_GIVEN REQUEST_: Retype the records below word for word and omit any image.

(Collection entries)

— BEGIN —

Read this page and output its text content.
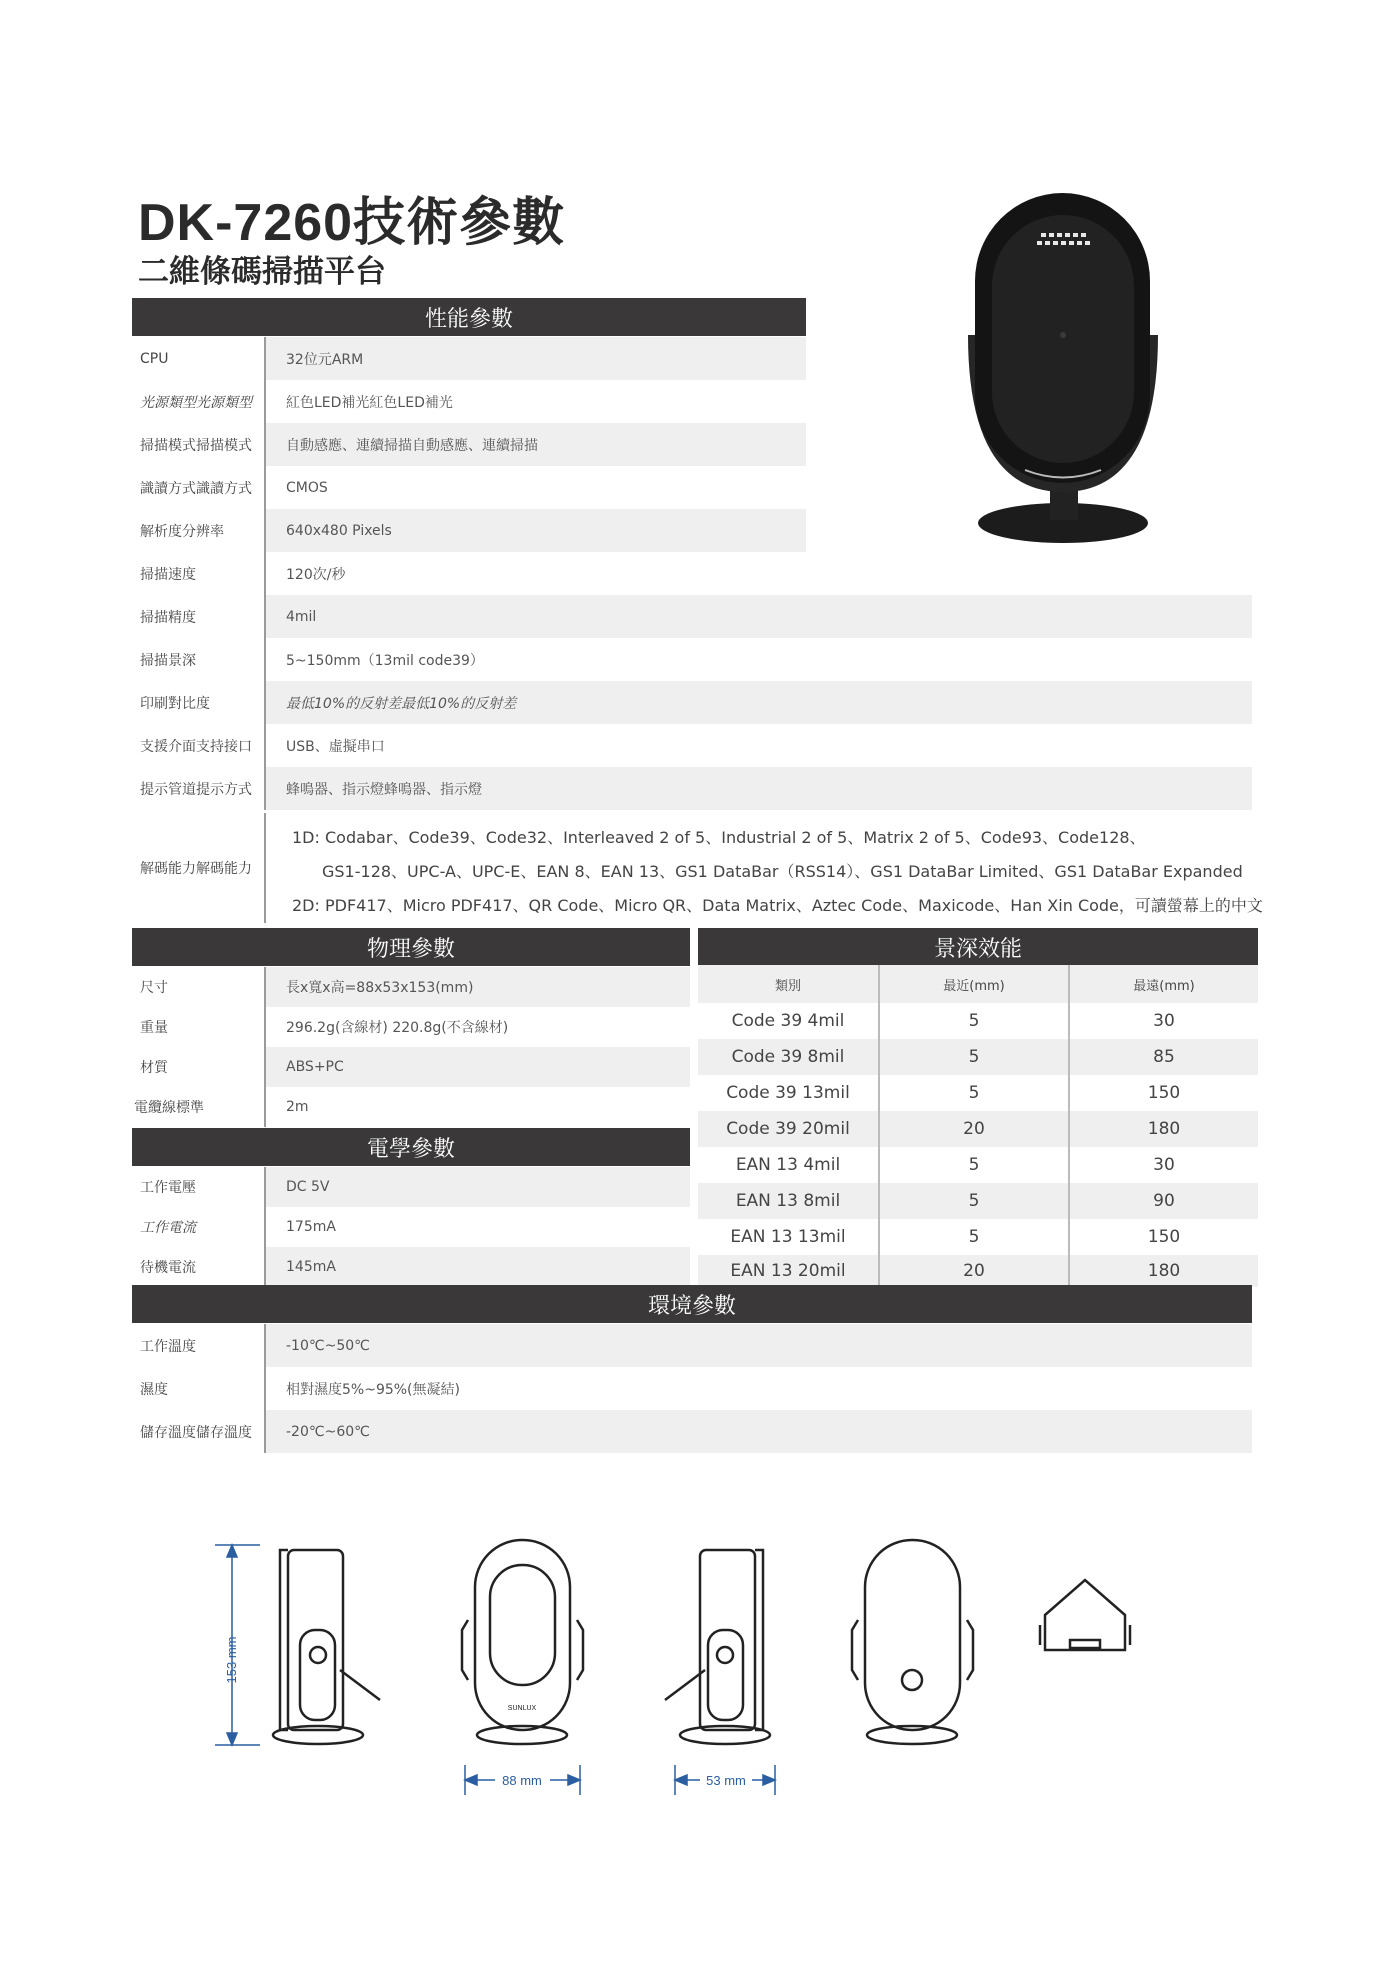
DK-7260技術參數
二維條碼掃描平台
性能參數
CPU	32位元ARM
光源類型光源類型	紅色LED補光紅色LED補光
掃描模式掃描模式	自動感應、連續掃描自動感應、連續掃描
識讀方式識讀方式	CMOS
解析度分辨率	640x480 Pixels
掃描速度	120次/秒
掃描精度	4mil
掃描景深	5~150mm（13mil code39）
印刷對比度	最低10%的反射差最低10%的反射差
支援介面支持接口	USB、虛擬串口
提示管道提示方式	蜂鳴器、指示燈蜂鳴器、指示燈
解碼能力解碼能力
1D: Codabar、Code39、Code32、Interleaved 2 of 5、Industrial 2 of 5、Matrix 2 of 5、Code93、Code128、
GS1-128、UPC-A、UPC-E、EAN 8、EAN 13、GS1 DataBar（RSS14）、GS1 DataBar Limited、GS1 DataBar Expanded
2D: PDF417、Micro PDF417、QR Code、Micro QR、Data Matrix、Aztec Code、Maxicode、Han Xin Code，可讀螢幕上的中文
物理參數
尺寸	長x寬x高=88x53x153(mm)
重量	296.2g(含線材) 220.8g(不含線材)
材質	ABS+PC
電纜線標準	2m
電學參數
工作電壓	DC 5V
工作電流	175mA
待機電流	145mA
景深效能
類別	最近(mm)	最遠(mm)
Code 39 4mil	5	30
Code 39 8mil	5	85
Code 39 13mil	5	150
Code 39 20mil	20	180
EAN 13 4mil	5	30
EAN 13 8mil	5	90
EAN 13 13mil	5	150
EAN 13 20mil	20	180
環境參數
工作溫度	-10℃~50℃
濕度	相對濕度5%~95%(無凝結)
儲存溫度儲存溫度	-20℃~60℃
153 mm
88 mm	53 mm
SUNLUX
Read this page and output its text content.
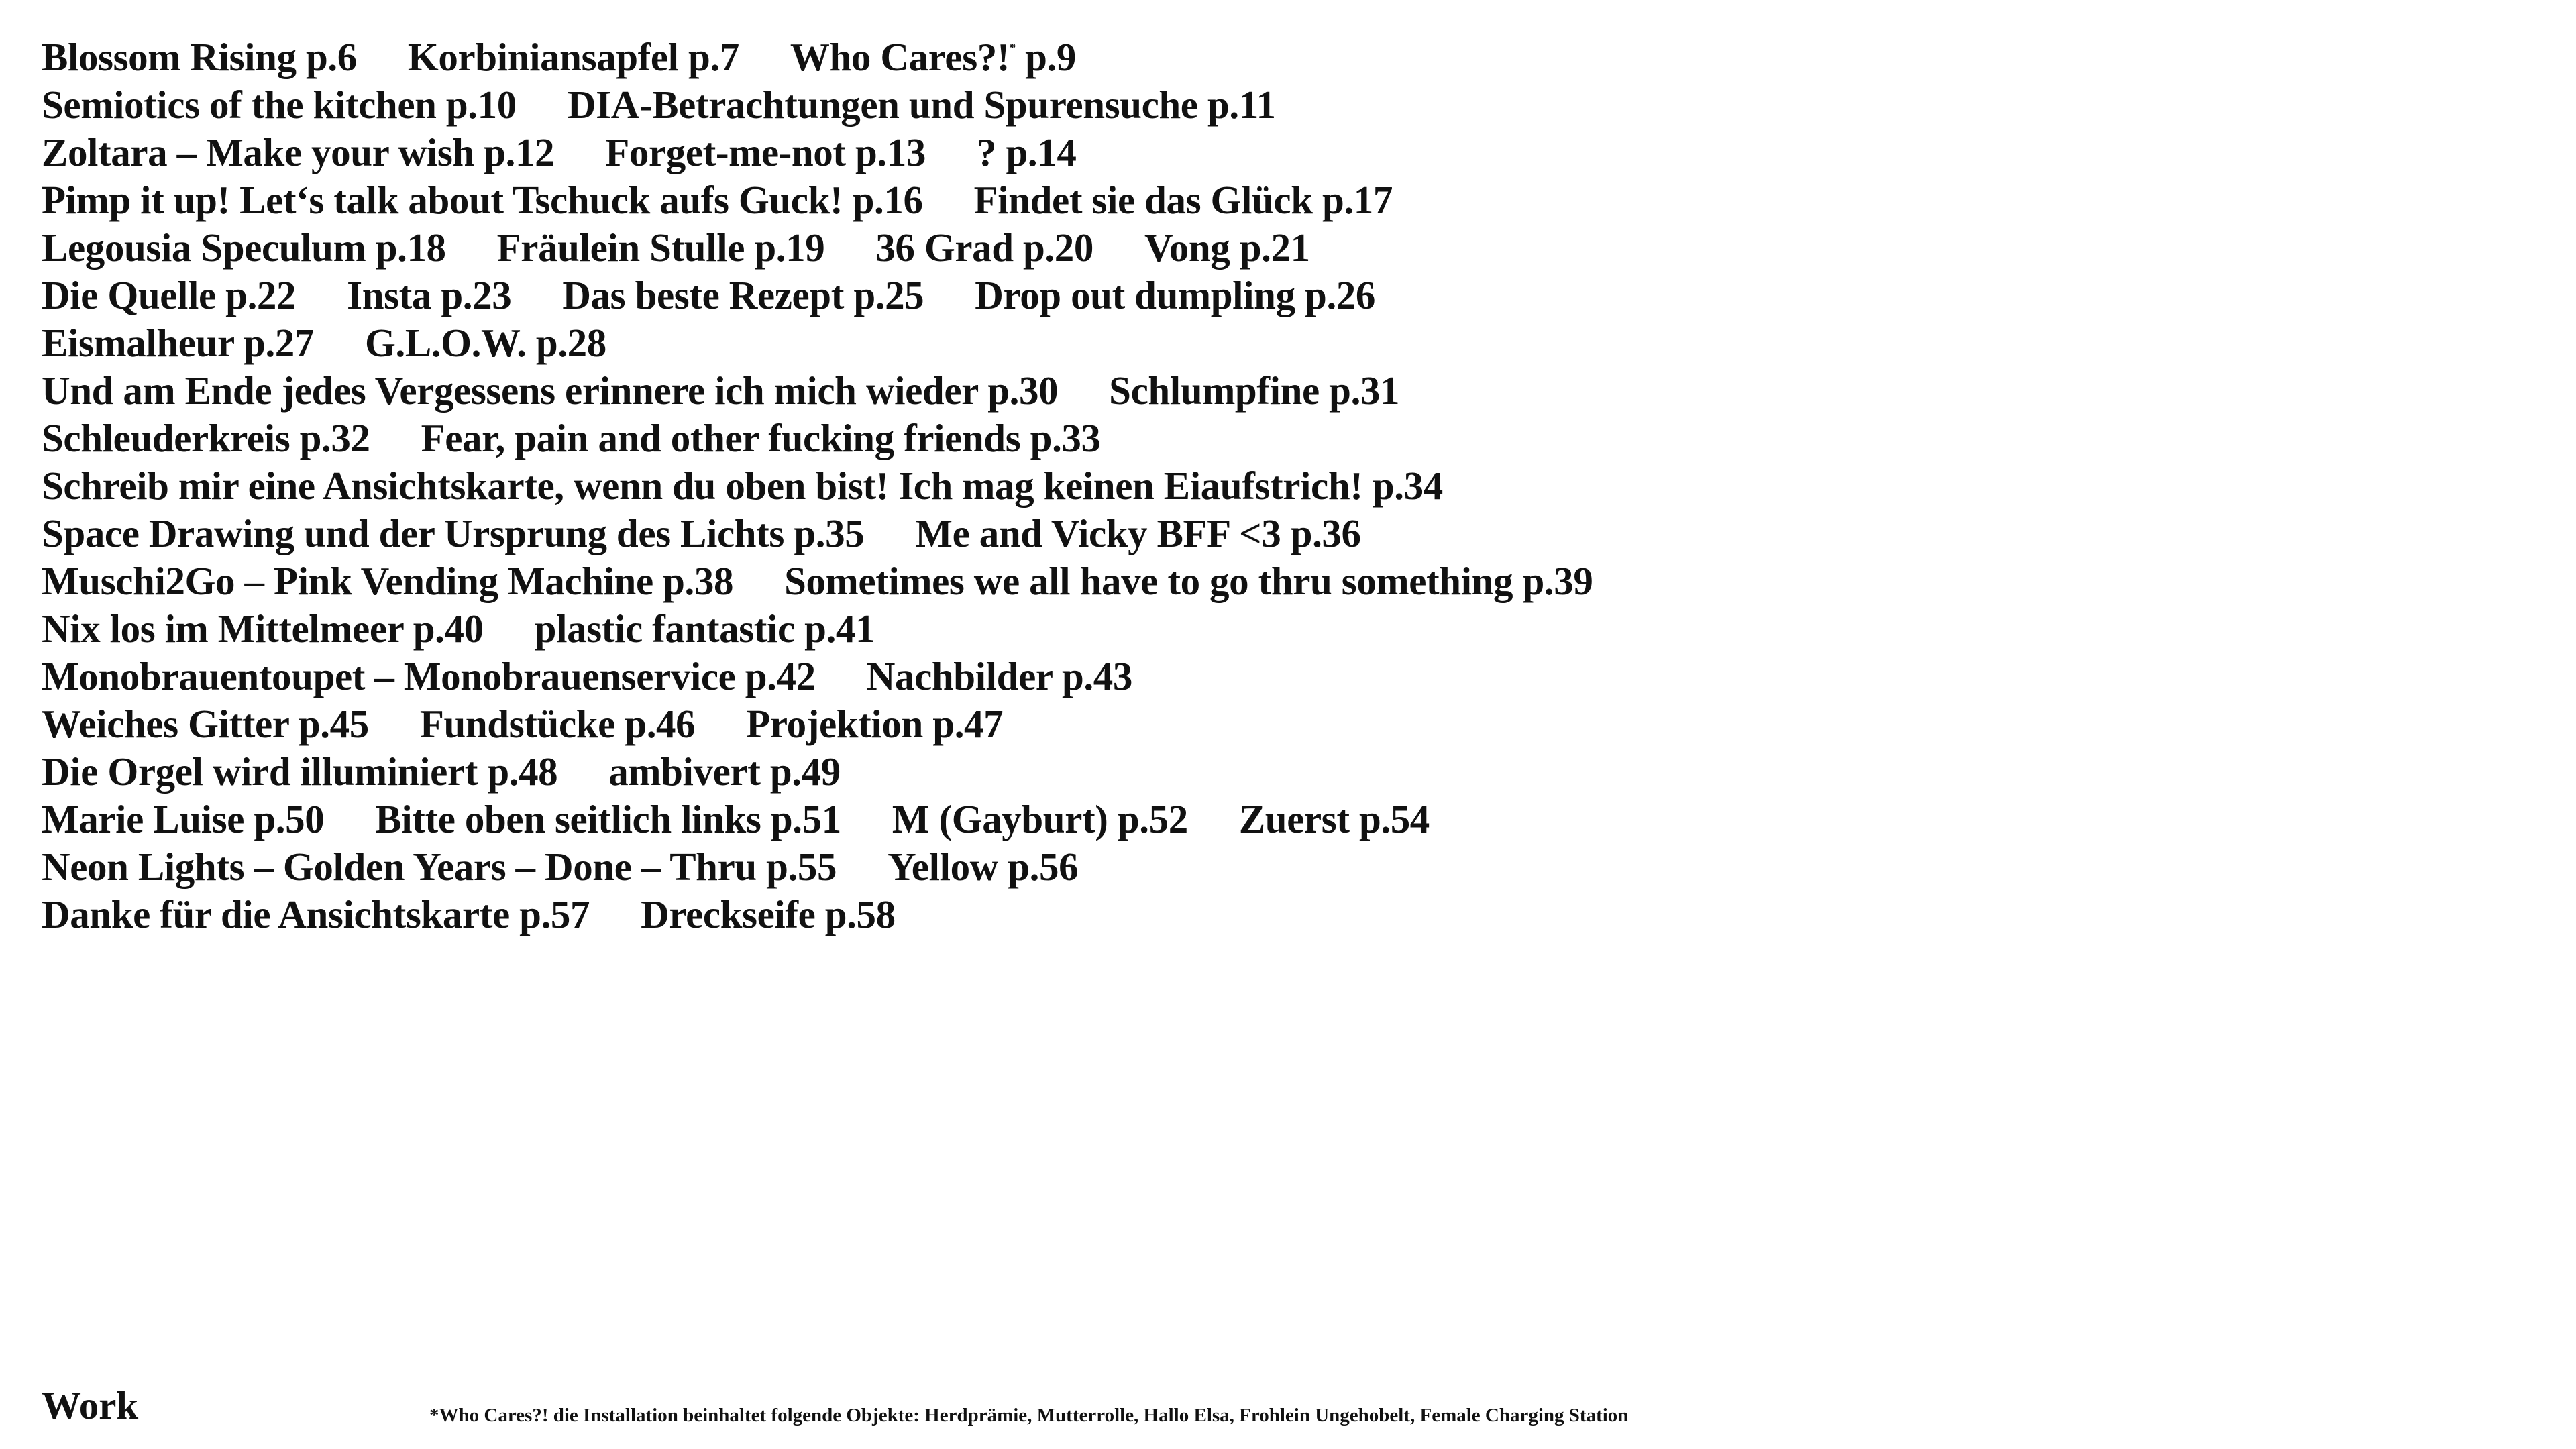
Blossom Rising p.6 Korbiniansapfel p.7 Who Cares?!* p.9
Semiotics of the kitchen p.10 DIA-Betrachtungen und Spurensuche p.11
Zoltara – Make your wish p.12 Forget-me-not p.13 ? p.14
Pimp it up! Let‘s talk about Tschuck aufs Guck! p.16 Findet sie das Glück p.17
Legousia Speculum p.18 Fräulein Stulle p.19 36 Grad p.20 Vong p.21
Die Quelle p.22 Insta p.23 Das beste Rezept p.25 Drop out dumpling p.26
Eismalheur p.27 G.L.O.W. p.28
Und am Ende jedes Vergessens erinnere ich mich wieder p.30 Schlumpfine p.31
Schleuderkreis p.32 Fear, pain and other fucking friends p.33
Schreib mir eine Ansichtskarte, wenn du oben bist! Ich mag keinen Eiaufstrich! p.34
Space Drawing und der Ursprung des Lichts p.35 Me and Vicky BFF <3 p.36
Muschi2Go – Pink Vending Machine p.38 Sometimes we all have to go thru something p.39
Nix los im Mittelmeer p.40 plastic fantastic p.41
Monobrauentoupet – Monobrauenservice p.42 Nachbilder p.43
Weiches Gitter p.45 Fundstücke p.46 Projektion p.47
Die Orgel wird illuminiert p.48 ambivert p.49
Marie Luise p.50 Bitte oben seitlich links p.51 M (Gayburt) p.52 Zuerst p.54
Neon Lights – Golden Years – Done – Thru p.55 Yellow p.56
Danke für die Ansichtskarte p.57 Dreckseife p.58
Work	*Who Cares?! die Installation beinhaltet folgende Objekte: Herdprämie, Mutterrolle, Hallo Elsa, Frohlein Ungehobelt, Female Charging Station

— END —

_RESPONSE_:
Read this page and output its text content.
DK-7260技術參數
二維條碼掃描平台
性能參數
CPU	32位元ARM
光源類型光源類型	紅色LED補光紅色LED補光
掃描模式掃描模式	自動感應、連續掃描自動感應、連續掃描
識讀方式識讀方式	CMOS
解析度分辨率	640x480 Pixels
掃描速度	120次/秒
掃描精度	4mil
掃描景深	5~150mm（13mil code39）
印刷對比度	最低10%的反射差最低10%的反射差
支援介面支持接口	USB、虛擬串口
提示管道提示方式	蜂鳴器、指示燈蜂鳴器、指示燈
解碼能力解碼能力
1D: Codabar、Code39、Code32、Interleaved 2 of 5、Industrial 2 of 5、Matrix 2 of 5、Code93、Code128、
GS1-128、UPC-A、UPC-E、EAN 8、EAN 13、GS1 DataBar（RSS14）、GS1 DataBar Limited、GS1 DataBar Expanded
2D: PDF417、Micro PDF417、QR Code、Micro QR、Data Matrix、Aztec Code、Maxicode、Han Xin Code，可讀螢幕上的中文
物理參數
尺寸	長x寬x高=88x53x153(mm)
重量	296.2g(含線材) 220.8g(不含線材)
材質	ABS+PC
電纜線標準	2m
電學參數
工作電壓	DC 5V
工作電流	175mA
待機電流	145mA
景深效能
類別	最近(mm)	最遠(mm)
Code 39 4mil	5	30
Code 39 8mil	5	85
Code 39 13mil	5	150
Code 39 20mil	20	180
EAN 13 4mil	5	30
EAN 13 8mil	5	90
EAN 13 13mil	5	150
EAN 13 20mil	20	180
環境參數
工作溫度	-10℃~50℃
濕度	相對濕度5%~95%(無凝結)
儲存溫度儲存溫度	-20℃~60℃
153 mm
88 mm	53 mm
SUNLUX
Read this page and output its text content.
Blossom Rising p.6 Korbiniansapfel p.7 Who Cares?!* p.9
Semiotics of the kitchen p.10 DIA-Betrachtungen und Spurensuche p.11
Zoltara – Make your wish p.12 Forget-me-not p.13 ? p.14
Pimp it up! Let‘s talk about Tschuck aufs Guck! p.16 Findet sie das Glück p.17
Legousia Speculum p.18 Fräulein Stulle p.19 36 Grad p.20 Vong p.21
Die Quelle p.22 Insta p.23 Das beste Rezept p.25 Drop out dumpling p.26
Eismalheur p.27 G.L.O.W. p.28
Und am Ende jedes Vergessens erinnere ich mich wieder p.30 Schlumpfine p.31
Schleuderkreis p.32 Fear, pain and other fucking friends p.33
Schreib mir eine Ansichtskarte, wenn du oben bist! Ich mag keinen Eiaufstrich! p.34
Space Drawing und der Ursprung des Lichts p.35 Me and Vicky BFF <3 p.36
Muschi2Go – Pink Vending Machine p.38 Sometimes we all have to go thru something p.39
Nix los im Mittelmeer p.40 plastic fantastic p.41
Monobrauentoupet – Monobrauenservice p.42 Nachbilder p.43
Weiches Gitter p.45 Fundstücke p.46 Projektion p.47
Die Orgel wird illuminiert p.48 ambivert p.49
Marie Luise p.50 Bitte oben seitlich links p.51 M (Gayburt) p.52 Zuerst p.54
Neon Lights – Golden Years – Done – Thru p.55 Yellow p.56
Danke für die Ansichtskarte p.57 Dreckseife p.58
Work	*Who Cares?! die Installation beinhaltet folgende Objekte: Herdprämie, Mutterrolle, Hallo Elsa, Frohlein Ungehobelt, Female Charging Station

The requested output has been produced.